PROBLEM TO SOLVE: Show only lines that include "Parcel".

** start of LISTED ENTRIES **

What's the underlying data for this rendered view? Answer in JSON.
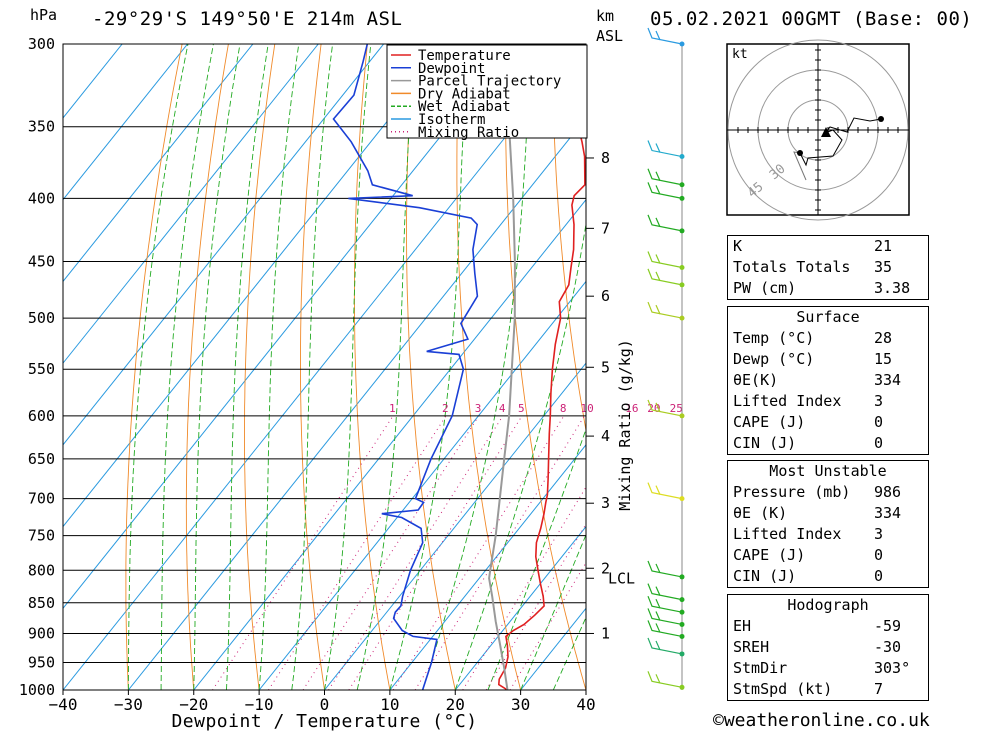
{
  "header": {
    "location": "-29°29'S 149°50'E 214m ASL",
    "datetime": "05.02.2021 00GMT (Base: 00)",
    "hpa_unit": "hPa",
    "km_unit": "km",
    "asl_unit": "ASL"
  },
  "chart_data": {
    "type": "line",
    "title": "-29°29'S 149°50'E 214m ASL",
    "xlabel": "Dewpoint / Temperature (°C)",
    "ylabel": "hPa",
    "y2label": "Mixing Ratio (g/kg)",
    "xlim": [
      -40,
      40
    ],
    "ylim": [
      1000,
      300
    ],
    "x_ticks": [
      -40,
      -30,
      -20,
      -10,
      0,
      10,
      20,
      30,
      40
    ],
    "pressure_ticks": [
      300,
      350,
      400,
      450,
      500,
      550,
      600,
      650,
      700,
      750,
      800,
      850,
      900,
      950,
      1000
    ],
    "km_ticks": [
      {
        "km": "1",
        "p": 900
      },
      {
        "km": "2",
        "p": 797
      },
      {
        "km": "3",
        "p": 706
      },
      {
        "km": "4",
        "p": 623
      },
      {
        "km": "5",
        "p": 548
      },
      {
        "km": "6",
        "p": 480
      },
      {
        "km": "7",
        "p": 423
      },
      {
        "km": "8",
        "p": 371
      }
    ],
    "lcl": {
      "label": "LCL",
      "p": 812
    },
    "mixing_ratio_labels": [
      "1",
      "2",
      "3",
      "4",
      "5",
      "8",
      "10",
      "16",
      "20",
      "25"
    ],
    "legend": {
      "placement": "top",
      "entries": [
        {
          "name": "Temperature",
          "color": "#e02020"
        },
        {
          "name": "Dewpoint",
          "color": "#1a3fd6"
        },
        {
          "name": "Parcel Trajectory",
          "color": "#999999"
        },
        {
          "name": "Dry Adiabat",
          "color": "#f08a2a"
        },
        {
          "name": "Wet Adiabat",
          "color": "#22aa22"
        },
        {
          "name": "Isotherm",
          "color": "#2a9ae0"
        },
        {
          "name": "Mixing Ratio",
          "color": "#cc2277"
        }
      ]
    },
    "series": [
      {
        "name": "Temperature",
        "color": "#e02020",
        "points": [
          [
            1000,
            28
          ],
          [
            990,
            26
          ],
          [
            980,
            25.4
          ],
          [
            960,
            25
          ],
          [
            940,
            24
          ],
          [
            920,
            22.5
          ],
          [
            905,
            21.2
          ],
          [
            895,
            21.6
          ],
          [
            885,
            22.5
          ],
          [
            870,
            23
          ],
          [
            855,
            23.3
          ],
          [
            840,
            22
          ],
          [
            820,
            20
          ],
          [
            800,
            18
          ],
          [
            780,
            16
          ],
          [
            760,
            14.4
          ],
          [
            740,
            13.3
          ],
          [
            720,
            12
          ],
          [
            705,
            10.9
          ],
          [
            695,
            10.2
          ],
          [
            675,
            8.4
          ],
          [
            650,
            6
          ],
          [
            620,
            3
          ],
          [
            600,
            1
          ],
          [
            575,
            -1.7
          ],
          [
            550,
            -4.4
          ],
          [
            525,
            -7
          ],
          [
            500,
            -9.4
          ],
          [
            485,
            -11.6
          ],
          [
            470,
            -12.2
          ],
          [
            455,
            -14
          ],
          [
            440,
            -15.8
          ],
          [
            420,
            -18.8
          ],
          [
            405,
            -21.5
          ],
          [
            398,
            -22.3
          ],
          [
            390,
            -22
          ],
          [
            370,
            -25.5
          ],
          [
            360,
            -27.7
          ],
          [
            355,
            -28.9
          ],
          [
            340,
            -30.5
          ],
          [
            320,
            -34
          ],
          [
            305,
            -37.3
          ],
          [
            300,
            -38
          ]
        ]
      },
      {
        "name": "Dewpoint",
        "color": "#1a3fd6",
        "points": [
          [
            1000,
            15
          ],
          [
            950,
            13
          ],
          [
            910,
            11
          ],
          [
            905,
            7
          ],
          [
            895,
            4.6
          ],
          [
            875,
            1.8
          ],
          [
            865,
            1.3
          ],
          [
            855,
            1.4
          ],
          [
            840,
            0.5
          ],
          [
            800,
            -1.5
          ],
          [
            760,
            -3
          ],
          [
            740,
            -5
          ],
          [
            725,
            -9.3
          ],
          [
            720,
            -12.8
          ],
          [
            715,
            -7.7
          ],
          [
            705,
            -7.8
          ],
          [
            700,
            -9.5
          ],
          [
            650,
            -12
          ],
          [
            600,
            -14
          ],
          [
            550,
            -18
          ],
          [
            535,
            -20.5
          ],
          [
            532,
            -25.8
          ],
          [
            520,
            -21
          ],
          [
            505,
            -24
          ],
          [
            480,
            -24.8
          ],
          [
            460,
            -28
          ],
          [
            440,
            -31.2
          ],
          [
            420,
            -33.6
          ],
          [
            415,
            -35.3
          ],
          [
            407,
            -44.5
          ],
          [
            400,
            -56.5
          ],
          [
            398,
            -47
          ],
          [
            390,
            -54.5
          ],
          [
            380,
            -56.9
          ],
          [
            360,
            -63
          ],
          [
            345,
            -68.5
          ],
          [
            330,
            -68.3
          ],
          [
            310,
            -71
          ],
          [
            300,
            -72.5
          ]
        ]
      },
      {
        "name": "Parcel Trajectory",
        "color": "#999999",
        "points": [
          [
            1000,
            28
          ],
          [
            960,
            24.8
          ],
          [
            920,
            21.4
          ],
          [
            880,
            17.8
          ],
          [
            840,
            14.2
          ],
          [
            812,
            11.5
          ],
          [
            800,
            10.7
          ],
          [
            750,
            7.3
          ],
          [
            700,
            3.4
          ],
          [
            650,
            -0.8
          ],
          [
            600,
            -5.3
          ],
          [
            550,
            -10.6
          ],
          [
            500,
            -16.4
          ],
          [
            450,
            -23.3
          ],
          [
            400,
            -31.3
          ],
          [
            350,
            -40.7
          ],
          [
            300,
            -51.5
          ]
        ]
      }
    ],
    "hodograph": {
      "unit_label": "kt",
      "ring_labels": [
        "30",
        "45"
      ]
    },
    "wind_barbs": [
      {
        "p": 300,
        "color": "#2a9ae0"
      },
      {
        "p": 370,
        "color": "#22aacc"
      },
      {
        "p": 390,
        "color": "#22aa22"
      },
      {
        "p": 400,
        "color": "#22aa22"
      },
      {
        "p": 425,
        "color": "#22aa22"
      },
      {
        "p": 455,
        "color": "#88cc22"
      },
      {
        "p": 470,
        "color": "#88cc22"
      },
      {
        "p": 500,
        "color": "#aacc22"
      },
      {
        "p": 600,
        "color": "#aacc22"
      },
      {
        "p": 700,
        "color": "#dddd22"
      },
      {
        "p": 810,
        "color": "#22aa22"
      },
      {
        "p": 845,
        "color": "#22aa22"
      },
      {
        "p": 865,
        "color": "#22aa22"
      },
      {
        "p": 885,
        "color": "#22aa22"
      },
      {
        "p": 905,
        "color": "#22aa22"
      },
      {
        "p": 935,
        "color": "#22aa66"
      },
      {
        "p": 995,
        "color": "#88cc22"
      }
    ]
  },
  "indices": {
    "rows": [
      {
        "label": "K",
        "value": "21"
      },
      {
        "label": "Totals Totals",
        "value": "35"
      },
      {
        "label": "PW (cm)",
        "value": "3.38"
      }
    ]
  },
  "surface": {
    "title": "Surface",
    "rows": [
      {
        "label": "Temp (°C)",
        "value": "28"
      },
      {
        "label": "Dewp (°C)",
        "value": "15"
      },
      {
        "label": "θE(K)",
        "value": "334"
      },
      {
        "label": "Lifted Index",
        "value": "3"
      },
      {
        "label": "CAPE (J)",
        "value": "0"
      },
      {
        "label": "CIN (J)",
        "value": "0"
      }
    ]
  },
  "most_unstable": {
    "title": "Most Unstable",
    "rows": [
      {
        "label": "Pressure (mb)",
        "value": "986"
      },
      {
        "label": "θE (K)",
        "value": "334"
      },
      {
        "label": "Lifted Index",
        "value": "3"
      },
      {
        "label": "CAPE (J)",
        "value": "0"
      },
      {
        "label": "CIN (J)",
        "value": "0"
      }
    ]
  },
  "hodograph_stats": {
    "title": "Hodograph",
    "rows": [
      {
        "label": "EH",
        "value": "-59"
      },
      {
        "label": "SREH",
        "value": "-30"
      },
      {
        "label": "StmDir",
        "value": "303°"
      },
      {
        "label": "StmSpd (kt)",
        "value": "7"
      }
    ]
  },
  "footer": {
    "copyright": "©weatheronline.co.uk"
  }
}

** end of LISTED ENTRIES **

RIGHT ANSWER:
          "name": "Parcel Trajectory",
        "name": "Parcel Trajectory",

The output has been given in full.